Given problem: Report how many lines in the records hold the string "lettura"; give the number and nothing else.

Data extracted from a collection:
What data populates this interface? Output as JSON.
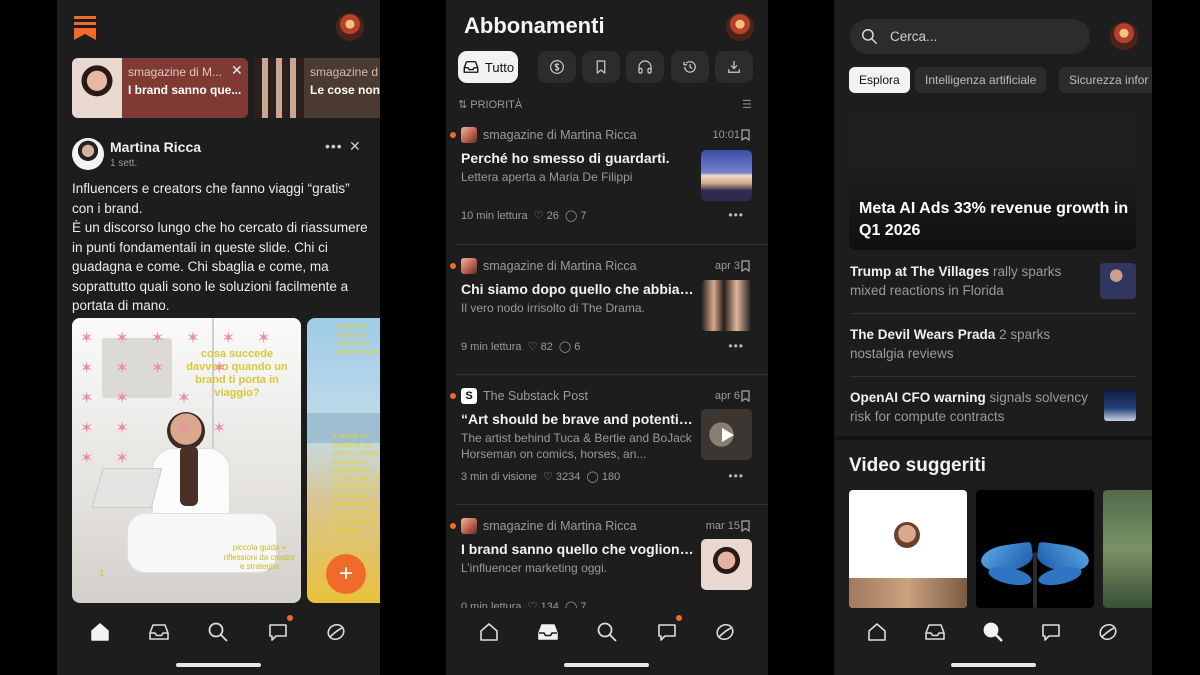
{
  "panel1": {
    "stories": [
      {
        "publisher": "smagazine di M...",
        "title": "I brand sanno que..."
      },
      {
        "publisher": "smagazine d",
        "title": "Le cose non"
      }
    ],
    "post": {
      "author": "Martina Ricca",
      "time": "1 sett.",
      "body": "Influencers e creators che fanno viaggi “gratis” con i brand.\nÈ un discorso lungo che ho cercato di riassumere in punti fondamentali in queste slide. Chi ci guadagna e come. Chi sbaglia e come, ma soprattutto quali sono le soluzioni facilmente a portata di mano.",
      "slide1_caption": "cosa succede davvero quando un brand ti porta in viaggio?",
      "slide1_footer": "piccola guida + riflessioni da creator e strategist",
      "slide1_page": "1",
      "slide2_top": "gli permet contenuti nessuna a partner lavoro.",
      "slide2_mid": "e anche un targeting ecc enorme: rispett campagna pubblicitaria tradizionale, se contenuti sono fatti impatto potenziale molto basso a fronte partecipazione altissimo"
    },
    "fab_label": "+"
  },
  "panel2": {
    "title": "Abbonamenti",
    "filter_all": "Tutto",
    "sort_label": "PRIORITÀ",
    "posts": [
      {
        "publisher": "smagazine di Martina Ricca",
        "date": "10:01",
        "title": "Perché ho smesso di guardarti.",
        "subtitle": "Lettera aperta a Maria De Filippi",
        "length": "10 min lettura",
        "likes": "26",
        "comments": "7",
        "unread": true
      },
      {
        "publisher": "smagazine di Martina Ricca",
        "date": "apr 3",
        "title": "Chi siamo dopo quello che abbiamo vissuto?",
        "subtitle": "Il vero nodo irrisolto di The Drama.",
        "length": "9 min lettura",
        "likes": "82",
        "comments": "6",
        "unread": true
      },
      {
        "publisher": "The Substack Post",
        "date": "apr 6",
        "title": "“Art should be brave and potentially offensive”",
        "subtitle": "The artist behind Tuca & Bertie and BoJack Horseman on comics, horses, an...",
        "length": "3 min di visione",
        "likes": "3234",
        "comments": "180",
        "unread": true
      },
      {
        "publisher": "smagazine di Martina Ricca",
        "date": "mar 15",
        "title": "I brand sanno quello che vogliono davvero?",
        "subtitle": "L’influencer marketing oggi.",
        "length": "0 min lettura",
        "likes": "134",
        "comments": "7",
        "unread": true
      }
    ]
  },
  "panel3": {
    "search_placeholder": "Cerca...",
    "chips": [
      "Esplora",
      "Intelligenza artificiale",
      "Sicurezza infor"
    ],
    "hero_title": "Meta AI Ads 33% revenue growth in Q1 2026",
    "news": [
      {
        "bold": "Trump at The Villages",
        "rest": " rally sparks mixed reactions in Florida"
      },
      {
        "bold": "The Devil Wears Prada",
        "rest": " 2 sparks nostalgia reviews"
      },
      {
        "bold": "OpenAI CFO warning",
        "rest": " signals solvency risk for compute contracts"
      }
    ],
    "videos_title": "Video suggeriti"
  },
  "colors": {
    "accent": "#f06b2b",
    "panel": "#1d1d1d",
    "card": "#2c2c2c"
  }
}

Output of the task: 3